The records are to be restated in their entirety, word for word.

Raw records —
****************
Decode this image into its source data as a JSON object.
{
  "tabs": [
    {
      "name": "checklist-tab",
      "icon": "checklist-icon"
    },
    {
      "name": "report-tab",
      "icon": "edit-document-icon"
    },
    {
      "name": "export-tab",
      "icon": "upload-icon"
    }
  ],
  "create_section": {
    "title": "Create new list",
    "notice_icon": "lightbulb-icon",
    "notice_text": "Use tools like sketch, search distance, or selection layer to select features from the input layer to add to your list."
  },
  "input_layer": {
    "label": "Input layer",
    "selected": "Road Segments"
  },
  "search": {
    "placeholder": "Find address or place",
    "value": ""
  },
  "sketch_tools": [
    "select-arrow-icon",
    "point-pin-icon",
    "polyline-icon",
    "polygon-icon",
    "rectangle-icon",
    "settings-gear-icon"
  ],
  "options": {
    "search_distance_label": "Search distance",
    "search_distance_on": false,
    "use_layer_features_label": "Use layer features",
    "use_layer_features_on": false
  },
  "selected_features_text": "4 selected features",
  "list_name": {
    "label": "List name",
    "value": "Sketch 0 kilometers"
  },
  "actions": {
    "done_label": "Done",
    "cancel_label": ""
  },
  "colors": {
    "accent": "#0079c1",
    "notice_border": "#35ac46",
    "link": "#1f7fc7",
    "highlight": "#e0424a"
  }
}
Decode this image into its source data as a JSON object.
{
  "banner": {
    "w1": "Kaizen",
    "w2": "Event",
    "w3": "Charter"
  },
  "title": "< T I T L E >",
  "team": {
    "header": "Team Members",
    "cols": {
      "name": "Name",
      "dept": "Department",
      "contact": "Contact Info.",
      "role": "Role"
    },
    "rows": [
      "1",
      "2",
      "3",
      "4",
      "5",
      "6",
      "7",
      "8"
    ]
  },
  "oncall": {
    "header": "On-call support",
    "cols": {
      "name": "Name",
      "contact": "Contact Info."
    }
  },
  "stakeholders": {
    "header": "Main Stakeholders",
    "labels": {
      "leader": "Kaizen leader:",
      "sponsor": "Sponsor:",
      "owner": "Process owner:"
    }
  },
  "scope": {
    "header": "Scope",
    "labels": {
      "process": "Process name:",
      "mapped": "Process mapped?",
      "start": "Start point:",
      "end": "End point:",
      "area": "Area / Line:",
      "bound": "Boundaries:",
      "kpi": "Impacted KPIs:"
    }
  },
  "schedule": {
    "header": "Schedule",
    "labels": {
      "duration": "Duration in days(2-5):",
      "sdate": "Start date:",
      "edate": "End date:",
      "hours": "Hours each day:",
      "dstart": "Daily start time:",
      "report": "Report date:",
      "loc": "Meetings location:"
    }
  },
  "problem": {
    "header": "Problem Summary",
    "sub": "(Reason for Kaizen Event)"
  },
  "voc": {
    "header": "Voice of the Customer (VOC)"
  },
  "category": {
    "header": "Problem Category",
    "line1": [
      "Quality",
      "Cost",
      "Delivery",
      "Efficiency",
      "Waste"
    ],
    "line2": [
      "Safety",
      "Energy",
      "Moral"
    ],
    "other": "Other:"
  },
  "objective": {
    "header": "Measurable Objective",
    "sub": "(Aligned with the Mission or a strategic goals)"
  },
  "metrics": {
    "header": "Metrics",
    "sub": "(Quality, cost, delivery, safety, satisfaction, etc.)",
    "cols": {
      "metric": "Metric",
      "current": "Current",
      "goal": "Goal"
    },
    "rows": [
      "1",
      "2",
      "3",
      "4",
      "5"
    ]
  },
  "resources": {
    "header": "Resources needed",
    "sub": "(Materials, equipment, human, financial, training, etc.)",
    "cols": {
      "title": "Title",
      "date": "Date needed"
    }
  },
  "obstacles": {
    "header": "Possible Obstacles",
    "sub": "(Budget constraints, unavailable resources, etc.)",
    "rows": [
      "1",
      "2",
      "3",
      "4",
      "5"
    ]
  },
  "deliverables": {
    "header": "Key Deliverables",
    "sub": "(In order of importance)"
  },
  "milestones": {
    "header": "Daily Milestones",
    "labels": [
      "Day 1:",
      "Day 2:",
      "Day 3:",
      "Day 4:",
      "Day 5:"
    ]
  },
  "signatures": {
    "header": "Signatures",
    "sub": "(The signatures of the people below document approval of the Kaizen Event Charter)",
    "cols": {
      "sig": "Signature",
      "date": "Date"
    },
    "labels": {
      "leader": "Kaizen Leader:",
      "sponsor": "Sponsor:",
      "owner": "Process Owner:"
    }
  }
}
****************
TASK OUTPUT —
Decode this image into its source data as a JSON object.
{
  "tabs": [
    {
      "name": "checklist-tab",
      "icon": "checklist-icon"
    },
    {
      "name": "report-tab",
      "icon": "edit-document-icon"
    },
    {
      "name": "export-tab",
      "icon": "upload-icon"
    }
  ],
  "create_section": {
    "title": "Create new list",
    "notice_icon": "lightbulb-icon",
    "notice_text": "Use tools like sketch, search distance, or selection layer to select features from the input layer to add to your list."
  },
  "input_layer": {
    "label": "Input layer",
    "selected": "Road Segments"
  },
  "search": {
    "placeholder": "Find address or place",
    "value": ""
  },
  "sketch_tools": [
    "select-arrow-icon",
    "point-pin-icon",
    "polyline-icon",
    "polygon-icon",
    "rectangle-icon",
    "settings-gear-icon"
  ],
  "options": {
    "search_distance_label": "Search distance",
    "search_distance_on": false,
    "use_layer_features_label": "Use layer features",
    "use_layer_features_on": false
  },
  "selected_features_text": "4 selected features",
  "list_name": {
    "label": "List name",
    "value": "Sketch 0 kilometers"
  },
  "actions": {
    "done_label": "Done",
    "cancel_label": ""
  },
  "colors": {
    "accent": "#0079c1",
    "notice_border": "#35ac46",
    "link": "#1f7fc7",
    "highlight": "#e0424a"
  }
}
Decode this image into its source data as a JSON object.
{
  "banner": {
    "w1": "Kaizen",
    "w2": "Event",
    "w3": "Charter"
  },
  "title": "< T I T L E >",
  "team": {
    "header": "Team Members",
    "cols": {
      "name": "Name",
      "dept": "Department",
      "contact": "Contact Info.",
      "role": "Role"
    },
    "rows": [
      "1",
      "2",
      "3",
      "4",
      "5",
      "6",
      "7",
      "8"
    ]
  },
  "oncall": {
    "header": "On-call support",
    "cols": {
      "name": "Name",
      "contact": "Contact Info."
    }
  },
  "stakeholders": {
    "header": "Main Stakeholders",
    "labels": {
      "leader": "Kaizen leader:",
      "sponsor": "Sponsor:",
      "owner": "Process owner:"
    }
  },
  "scope": {
    "header": "Scope",
    "labels": {
      "process": "Process name:",
      "mapped": "Process mapped?",
      "start": "Start point:",
      "end": "End point:",
      "area": "Area / Line:",
      "bound": "Boundaries:",
      "kpi": "Impacted KPIs:"
    }
  },
  "schedule": {
    "header": "Schedule",
    "labels": {
      "duration": "Duration in days(2-5):",
      "sdate": "Start date:",
      "edate": "End date:",
      "hours": "Hours each day:",
      "dstart": "Daily start time:",
      "report": "Report date:",
      "loc": "Meetings location:"
    }
  },
  "problem": {
    "header": "Problem Summary",
    "sub": "(Reason for Kaizen Event)"
  },
  "voc": {
    "header": "Voice of the Customer (VOC)"
  },
  "category": {
    "header": "Problem Category",
    "line1": [
      "Quality",
      "Cost",
      "Delivery",
      "Efficiency",
      "Waste"
    ],
    "line2": [
      "Safety",
      "Energy",
      "Moral"
    ],
    "other": "Other:"
  },
  "objective": {
    "header": "Measurable Objective",
    "sub": "(Aligned with the Mission or a strategic goals)"
  },
  "metrics": {
    "header": "Metrics",
    "sub": "(Quality, cost, delivery, safety, satisfaction, etc.)",
    "cols": {
      "metric": "Metric",
      "current": "Current",
      "goal": "Goal"
    },
    "rows": [
      "1",
      "2",
      "3",
      "4",
      "5"
    ]
  },
  "resources": {
    "header": "Resources needed",
    "sub": "(Materials, equipment, human, financial, training, etc.)",
    "cols": {
      "title": "Title",
      "date": "Date needed"
    }
  },
  "obstacles": {
    "header": "Possible Obstacles",
    "sub": "(Budget constraints, unavailable resources, etc.)",
    "rows": [
      "1",
      "2",
      "3",
      "4",
      "5"
    ]
  },
  "deliverables": {
    "header": "Key Deliverables",
    "sub": "(In order of importance)"
  },
  "milestones": {
    "header": "Daily Milestones",
    "labels": [
      "Day 1:",
      "Day 2:",
      "Day 3:",
      "Day 4:",
      "Day 5:"
    ]
  },
  "signatures": {
    "header": "Signatures",
    "sub": "(The signatures of the people below document approval of the Kaizen Event Charter)",
    "cols": {
      "sig": "Signature",
      "date": "Date"
    },
    "labels": {
      "leader": "Kaizen Leader:",
      "sponsor": "Sponsor:",
      "owner": "Process Owner:"
    }
  }
}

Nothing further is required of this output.